Problem: Only the pictures are left out: repeat the rest of the entries exactly.

(Data excerpts)

--- Begin ---

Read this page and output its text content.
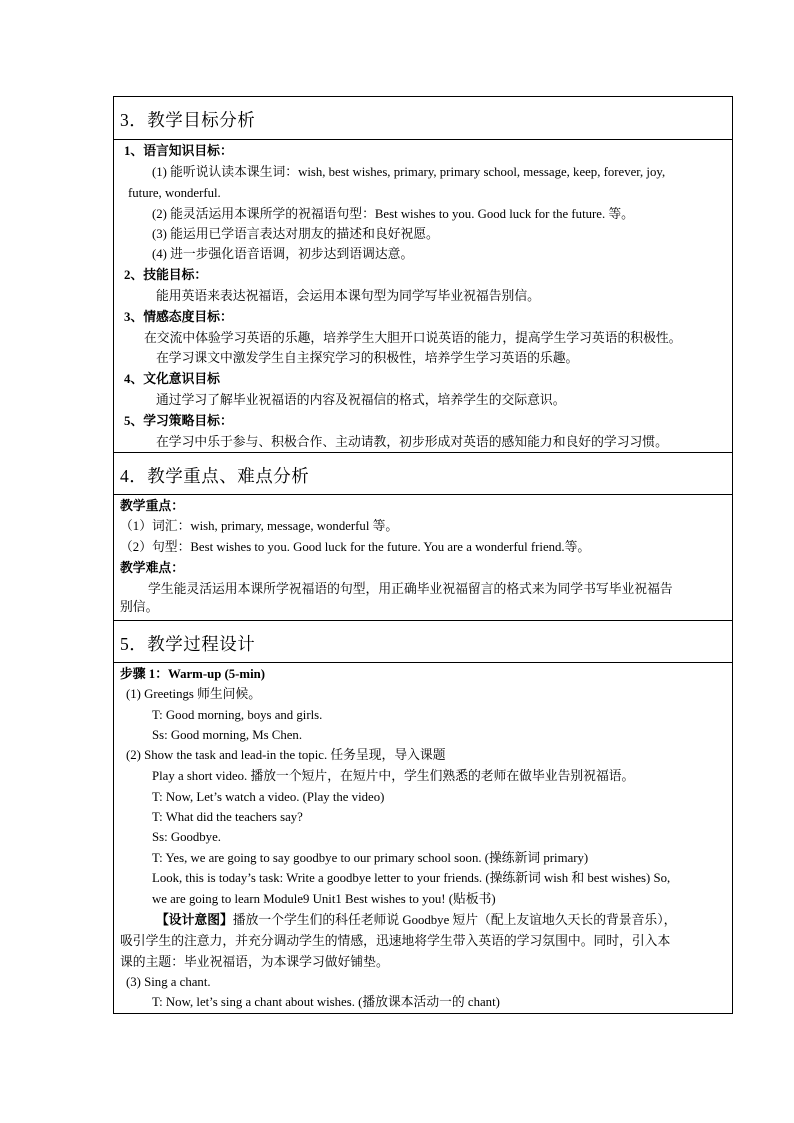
3．教学目标分析
1、语言知识目标：
(1) 能听说认读本课生词：wish, best wishes, primary, primary school, message, keep, forever, joy,
future, wonderful.
(2) 能灵活运用本课所学的祝福语句型：Best wishes to you. Good luck for the future. 等。
(3) 能运用已学语言表达对朋友的描述和良好祝愿。
(4) 进一步强化语音语调，初步达到语调达意。
2、技能目标：
能用英语来表达祝福语，会运用本课句型为同学写毕业祝福告别信。
3、情感态度目标：
在交流中体验学习英语的乐趣，培养学生大胆开口说英语的能力，提高学生学习英语的积极性。
在学习课文中激发学生自主探究学习的积极性，培养学生学习英语的乐趣。
4、文化意识目标
通过学习了解毕业祝福语的内容及祝福信的格式，培养学生的交际意识。
5、学习策略目标：
在学习中乐于参与、积极合作、主动请教，初步形成对英语的感知能力和良好的学习习惯。
4．教学重点、难点分析
教学重点：
（1）词汇：wish, primary, message, wonderful 等。
（2）句型：Best wishes to you. Good luck for the future. You are a wonderful friend.等。
教学难点：
学生能灵活运用本课所学祝福语的句型，用正确毕业祝福留言的格式来为同学书写毕业祝福告
别信。
5．教学过程设计
步骤 1：Warm-up (5-min)
(1) Greetings 师生问候。
T: Good morning, boys and girls.
Ss: Good morning, Ms Chen.
(2) Show the task and lead-in the topic. 任务呈现，导入课题
Play a short video. 播放一个短片，在短片中，学生们熟悉的老师在做毕业告别祝福语。
T: Now, Let’s watch a video. (Play the video)
T: What did the teachers say?
Ss: Goodbye.
T: Yes, we are going to say goodbye to our primary school soon. (操练新词 primary)
Look, this is today’s task: Write a goodbye letter to your friends. (操练新词 wish 和 best wishes) So,
we are going to learn Module9 Unit1 Best wishes to you! (贴板书)
【设计意图】播放一个学生们的科任老师说 Goodbye 短片（配上友谊地久天长的背景音乐），
吸引学生的注意力，并充分调动学生的情感，迅速地将学生带入英语的学习氛围中。同时，引入本
课的主题：毕业祝福语，为本课学习做好铺垫。
(3) Sing a chant.
T: Now, let’s sing a chant about wishes. (播放课本活动一的 chant)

--- End ---

Exercise result:
Read this page and output its text content.
3．教学目标分析
1、语言知识目标：
(1) 能听说认读本课生词：wish, best wishes, primary, primary school, message, keep, forever, joy,
future, wonderful.
(2) 能灵活运用本课所学的祝福语句型：Best wishes to you. Good luck for the future. 等。
(3) 能运用已学语言表达对朋友的描述和良好祝愿。
(4) 进一步强化语音语调，初步达到语调达意。
2、技能目标：
能用英语来表达祝福语，会运用本课句型为同学写毕业祝福告别信。
3、情感态度目标：
在交流中体验学习英语的乐趣，培养学生大胆开口说英语的能力，提高学生学习英语的积极性。
在学习课文中激发学生自主探究学习的积极性，培养学生学习英语的乐趣。
4、文化意识目标
通过学习了解毕业祝福语的内容及祝福信的格式，培养学生的交际意识。
5、学习策略目标：
在学习中乐于参与、积极合作、主动请教，初步形成对英语的感知能力和良好的学习习惯。
4．教学重点、难点分析
教学重点：
（1）词汇：wish, primary, message, wonderful 等。
（2）句型：Best wishes to you. Good luck for the future. You are a wonderful friend.等。
教学难点：
学生能灵活运用本课所学祝福语的句型，用正确毕业祝福留言的格式来为同学书写毕业祝福告
别信。
5．教学过程设计
步骤 1：Warm-up (5-min)
(1) Greetings 师生问候。
T: Good morning, boys and girls.
Ss: Good morning, Ms Chen.
(2) Show the task and lead-in the topic. 任务呈现，导入课题
Play a short video. 播放一个短片，在短片中，学生们熟悉的老师在做毕业告别祝福语。
T: Now, Let’s watch a video. (Play the video)
T: What did the teachers say?
Ss: Goodbye.
T: Yes, we are going to say goodbye to our primary school soon. (操练新词 primary)
Look, this is today’s task: Write a goodbye letter to your friends. (操练新词 wish 和 best wishes) So,
we are going to learn Module9 Unit1 Best wishes to you! (贴板书)
【设计意图】播放一个学生们的科任老师说 Goodbye 短片（配上友谊地久天长的背景音乐），
吸引学生的注意力，并充分调动学生的情感，迅速地将学生带入英语的学习氛围中。同时，引入本
课的主题：毕业祝福语，为本课学习做好铺垫。
(3) Sing a chant.
T: Now, let’s sing a chant about wishes. (播放课本活动一的 chant)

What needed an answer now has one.